### WHAT NEEDS TO BE DONE
Repeat the material below word for word and leave out all pictures.

### TASK INPUTS
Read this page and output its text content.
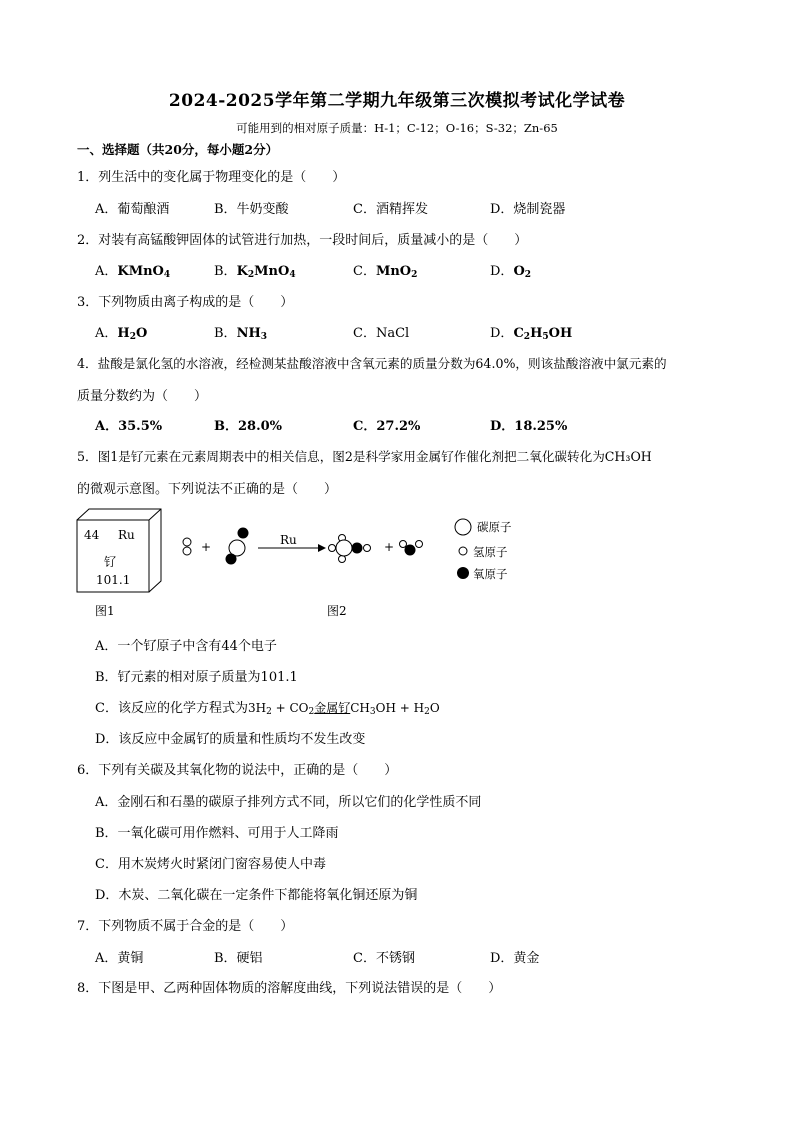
2024-2025学年第二学期九年级第三次模拟考试化学试卷
可能用到的相对原子质量：H-1；C-12；O-16；S-32；Zn-65
一、选择题（共20分，每小题2分）
1．列生活中的变化属于物理变化的是（　　）
A．葡萄酿酒	B．牛奶变酸	C．酒精挥发	D．烧制瓷器
2．对装有高锰酸钾固体的试管进行加热，一段时间后，质量减小的是（　　）
A．KMnO$_4$	B．$K_2MnO_4$	C．MnO$_2$	D．$O_2$
3．下列物质由离子构成的是（　　）
A．$H_2O$	B．$NH_3$	C．NaCl	D．$C_2H_5OH$
4．盐酸是氯化氢的水溶液，经检测某盐酸溶液中含氧元素的质量分数为64.0%，则该盐酸溶液中氯元素的
质量分数约为（　　）
A．35.5%	B．28.0%	C．27.2%	D．18.25%
5．图1是钌元素在元素周期表中的相关信息，图2是科学家用金属钌作催化剂把二氧化碳转化为CH₃OH
的微观示意图。下列说法不正确的是（　　）
44 Ru
钌
101.1
图1
+	Ru	+
图2
碳原子
氢原子
氧原子
A．一个钌原子中含有44个电子
B．钌元素的相对原子质量为101.1
C．该反应的化学方程式为$3H_2 + CO_2$金属钌$CH_3OH + H_2O$
D．该反应中金属钌的质量和性质均不发生改变
6．下列有关碳及其氧化物的说法中，正确的是（　　）
A．金刚石和石墨的碳原子排列方式不同，所以它们的化学性质不同
B．一氧化碳可用作燃料、可用于人工降雨
C．用木炭烤火时紧闭门窗容易使人中毒
D．木炭、二氧化碳在一定条件下都能将氧化铜还原为铜
7．下列物质不属于合金的是（　　）
A．黄铜	B．硬铝	C．不锈钢	D．黄金
8．下图是甲、乙两种固体物质的溶解度曲线，下列说法错误的是（　　）
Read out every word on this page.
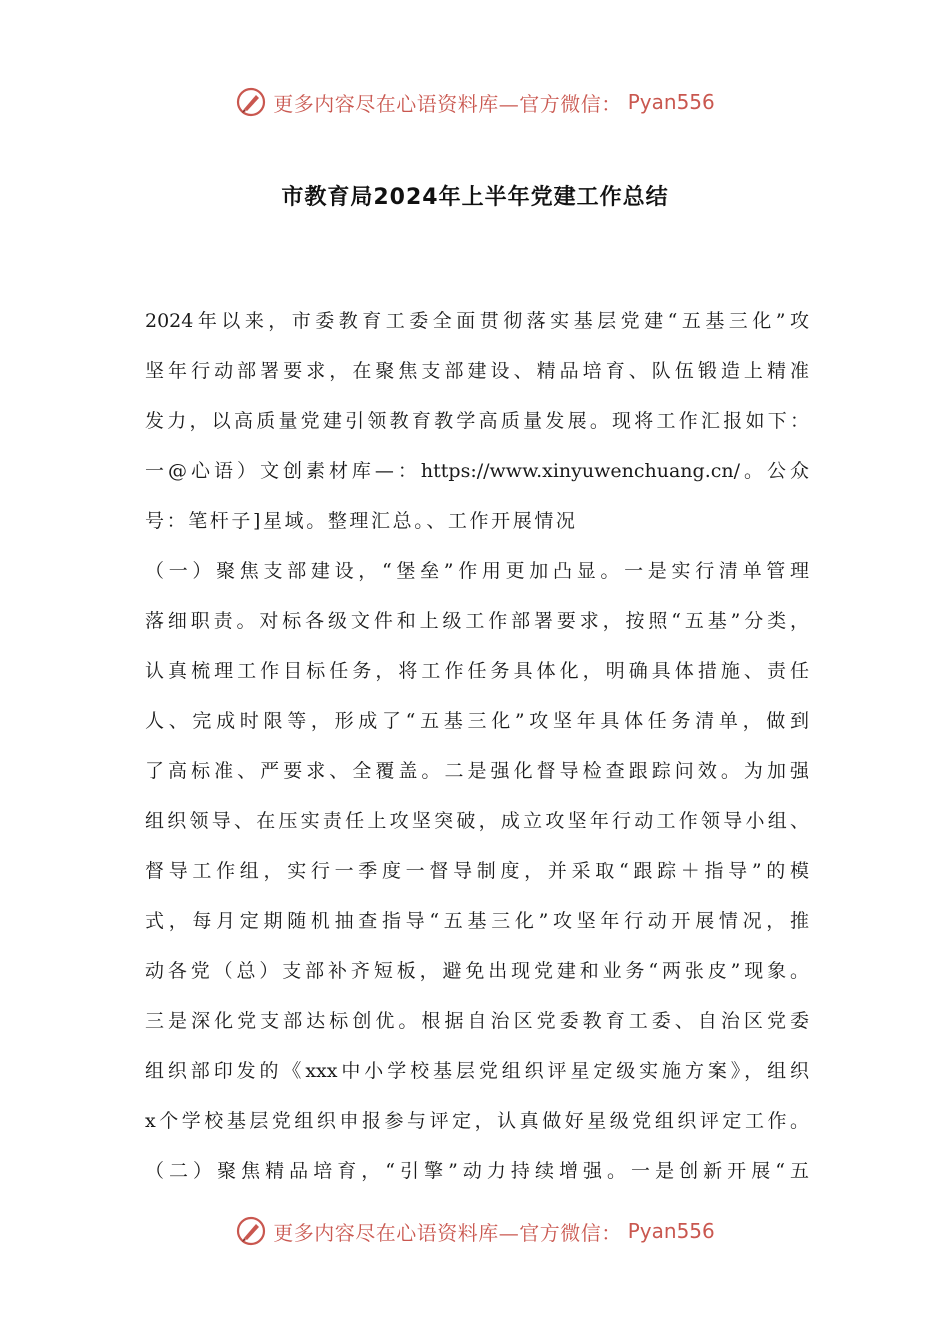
更多内容尽在心语资料库—官方微信： Pyan556
市教育局2024年上半年党建工作总结
2024年以来，市委教育工委全面贯彻落实基层党建“五基三化”攻
坚年行动部署要求，在聚焦支部建设、精品培育、队伍锻造上精准
发力，以高质量党建引领教育教学高质量发展。现将工作汇报如下：
一@心语）文创素材库—：https://www.xinyuwenchuang.cn/。公众
号：笔杆子]星域。整理汇总。、工作开展情况
（一）聚焦支部建设，“堡垒”作用更加凸显。一是实行清单管理
落细职责。对标各级文件和上级工作部署要求，按照“五基”分类，
认真梳理工作目标任务，将工作任务具体化，明确具体措施、责任
人、完成时限等，形成了“五基三化”攻坚年具体任务清单，做到
了高标准、严要求、全覆盖。二是强化督导检查跟踪问效。为加强
组织领导、在压实责任上攻坚突破，成立攻坚年行动工作领导小组、
督导工作组，实行一季度一督导制度，并采取“跟踪＋指导”的模
式，每月定期随机抽查指导“五基三化”攻坚年行动开展情况，推
动各党（总）支部补齐短板，避免出现党建和业务“两张皮”现象。
三是深化党支部达标创优。根据自治区党委教育工委、自治区党委
组织部印发的《xxx中小学校基层党组织评星定级实施方案》，组织
x个学校基层党组织申报参与评定，认真做好星级党组织评定工作。
（二）聚焦精品培育，“引擎”动力持续增强。一是创新开展“五
更多内容尽在心语资料库—官方微信： Pyan556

### IN RESPONSE
Read this page and output its text content.
2024-2025学年第二学期九年级第三次模拟考试化学试卷
可能用到的相对原子质量：H-1；C-12；O-16；S-32；Zn-65
一、选择题（共20分，每小题2分）
1．列生活中的变化属于物理变化的是（　　）
A．葡萄酿酒	B．牛奶变酸	C．酒精挥发	D．烧制瓷器
2．对装有高锰酸钾固体的试管进行加热，一段时间后，质量减小的是（　　）
A．KMnO$_4$	B．$K_2MnO_4$	C．MnO$_2$	D．$O_2$
3．下列物质由离子构成的是（　　）
A．$H_2O$	B．$NH_3$	C．NaCl	D．$C_2H_5OH$
4．盐酸是氯化氢的水溶液，经检测某盐酸溶液中含氧元素的质量分数为64.0%，则该盐酸溶液中氯元素的
质量分数约为（　　）
A．35.5%	B．28.0%	C．27.2%	D．18.25%
5．图1是钌元素在元素周期表中的相关信息，图2是科学家用金属钌作催化剂把二氧化碳转化为CH₃OH
的微观示意图。下列说法不正确的是（　　）
44 Ru
钌
101.1
图1
+	Ru	+
图2
碳原子
氢原子
氧原子
A．一个钌原子中含有44个电子
B．钌元素的相对原子质量为101.1
C．该反应的化学方程式为$3H_2 + CO_2$金属钌$CH_3OH + H_2O$
D．该反应中金属钌的质量和性质均不发生改变
6．下列有关碳及其氧化物的说法中，正确的是（　　）
A．金刚石和石墨的碳原子排列方式不同，所以它们的化学性质不同
B．一氧化碳可用作燃料、可用于人工降雨
C．用木炭烤火时紧闭门窗容易使人中毒
D．木炭、二氧化碳在一定条件下都能将氧化铜还原为铜
7．下列物质不属于合金的是（　　）
A．黄铜	B．硬铝	C．不锈钢	D．黄金
8．下图是甲、乙两种固体物质的溶解度曲线，下列说法错误的是（　　）
Read out every word on this page.
更多内容尽在心语资料库—官方微信： Pyan556
市教育局2024年上半年党建工作总结
2024年以来，市委教育工委全面贯彻落实基层党建“五基三化”攻
坚年行动部署要求，在聚焦支部建设、精品培育、队伍锻造上精准
发力，以高质量党建引领教育教学高质量发展。现将工作汇报如下：
一@心语）文创素材库—：https://www.xinyuwenchuang.cn/。公众
号：笔杆子]星域。整理汇总。、工作开展情况
（一）聚焦支部建设，“堡垒”作用更加凸显。一是实行清单管理
落细职责。对标各级文件和上级工作部署要求，按照“五基”分类，
认真梳理工作目标任务，将工作任务具体化，明确具体措施、责任
人、完成时限等，形成了“五基三化”攻坚年具体任务清单，做到
了高标准、严要求、全覆盖。二是强化督导检查跟踪问效。为加强
组织领导、在压实责任上攻坚突破，成立攻坚年行动工作领导小组、
督导工作组，实行一季度一督导制度，并采取“跟踪＋指导”的模
式，每月定期随机抽查指导“五基三化”攻坚年行动开展情况，推
动各党（总）支部补齐短板，避免出现党建和业务“两张皮”现象。
三是深化党支部达标创优。根据自治区党委教育工委、自治区党委
组织部印发的《xxx中小学校基层党组织评星定级实施方案》，组织
x个学校基层党组织申报参与评定，认真做好星级党组织评定工作。
（二）聚焦精品培育，“引擎”动力持续增强。一是创新开展“五
更多内容尽在心语资料库—官方微信： Pyan556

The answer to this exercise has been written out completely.